[Extracted records]
==========
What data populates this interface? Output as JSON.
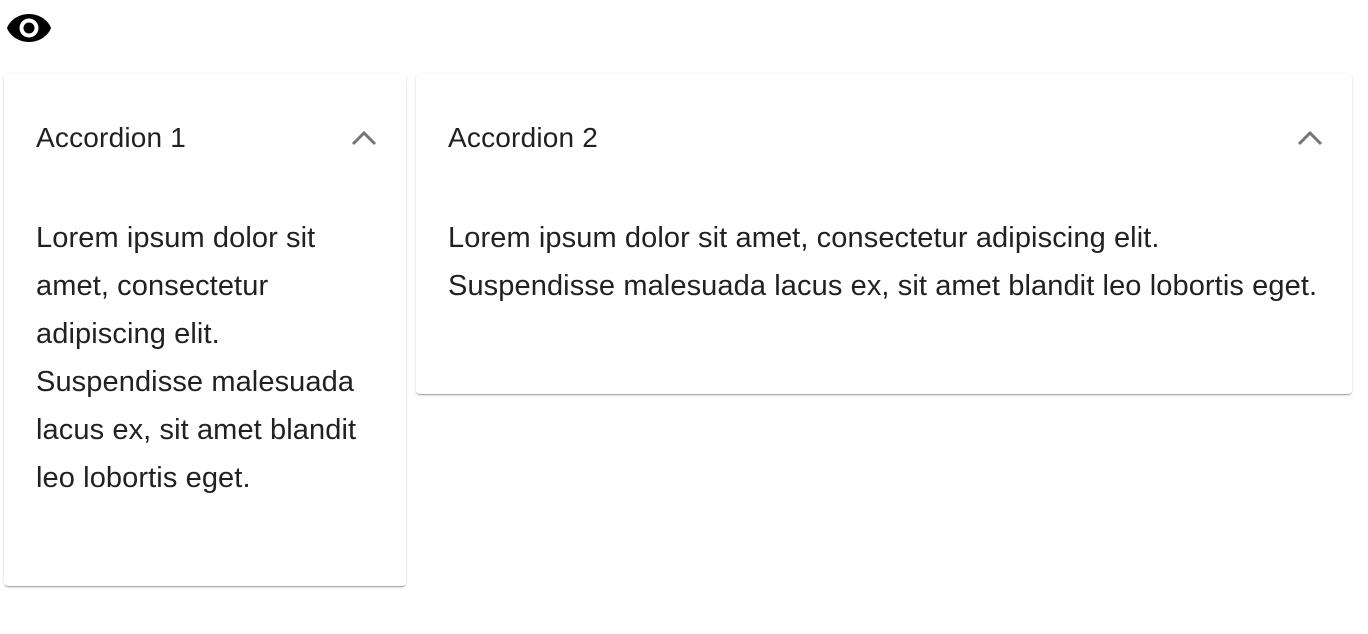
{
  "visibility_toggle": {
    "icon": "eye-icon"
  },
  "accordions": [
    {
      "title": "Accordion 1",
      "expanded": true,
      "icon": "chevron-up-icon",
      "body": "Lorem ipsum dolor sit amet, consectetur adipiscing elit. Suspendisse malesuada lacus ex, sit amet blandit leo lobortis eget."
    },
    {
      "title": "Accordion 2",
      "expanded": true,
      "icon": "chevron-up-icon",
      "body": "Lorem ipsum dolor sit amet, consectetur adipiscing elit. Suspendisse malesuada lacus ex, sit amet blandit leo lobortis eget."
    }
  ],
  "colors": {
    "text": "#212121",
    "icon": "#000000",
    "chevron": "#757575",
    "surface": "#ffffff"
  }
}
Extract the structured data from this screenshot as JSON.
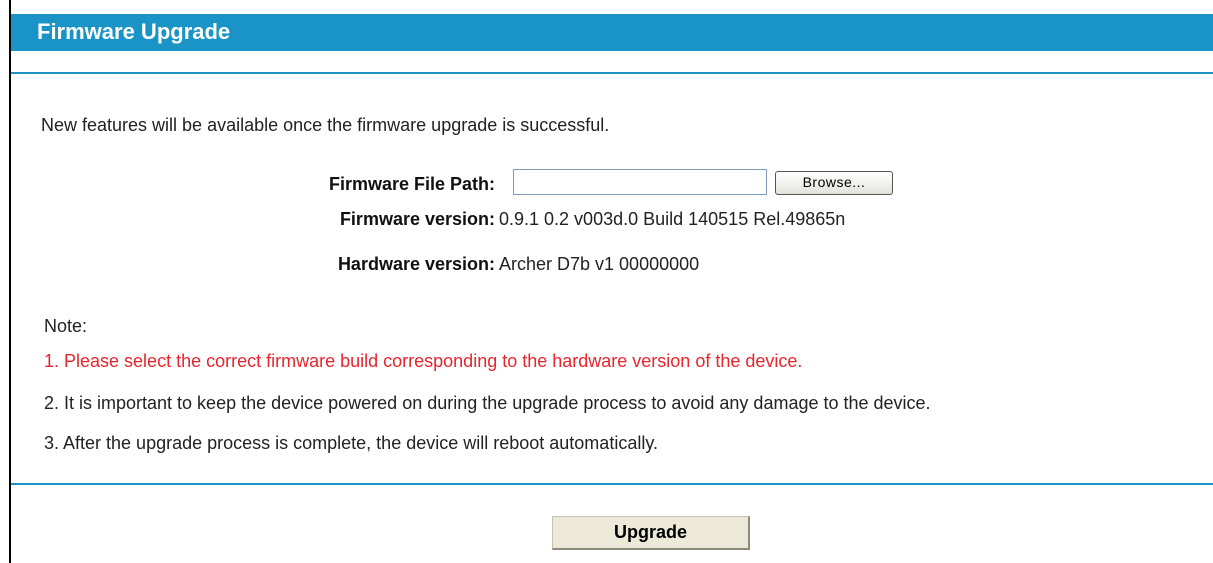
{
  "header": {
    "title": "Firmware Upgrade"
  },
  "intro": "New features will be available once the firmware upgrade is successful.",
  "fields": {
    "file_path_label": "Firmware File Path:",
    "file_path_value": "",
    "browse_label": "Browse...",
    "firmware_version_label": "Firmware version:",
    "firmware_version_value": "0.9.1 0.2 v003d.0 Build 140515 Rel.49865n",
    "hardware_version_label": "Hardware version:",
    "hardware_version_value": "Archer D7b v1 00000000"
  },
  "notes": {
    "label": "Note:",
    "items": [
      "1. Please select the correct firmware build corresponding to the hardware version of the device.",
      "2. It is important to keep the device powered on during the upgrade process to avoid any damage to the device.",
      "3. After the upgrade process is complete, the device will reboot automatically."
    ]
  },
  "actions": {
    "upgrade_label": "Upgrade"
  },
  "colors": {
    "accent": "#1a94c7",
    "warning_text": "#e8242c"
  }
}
==========
[To do] Gather from the data above every line with the string "process".

[Exercise response]
      "2. It is important to keep the device powered on during the upgrade process to avoid any damage to the device.",
      "3. After the upgrade process is complete, the device will reboot automatically."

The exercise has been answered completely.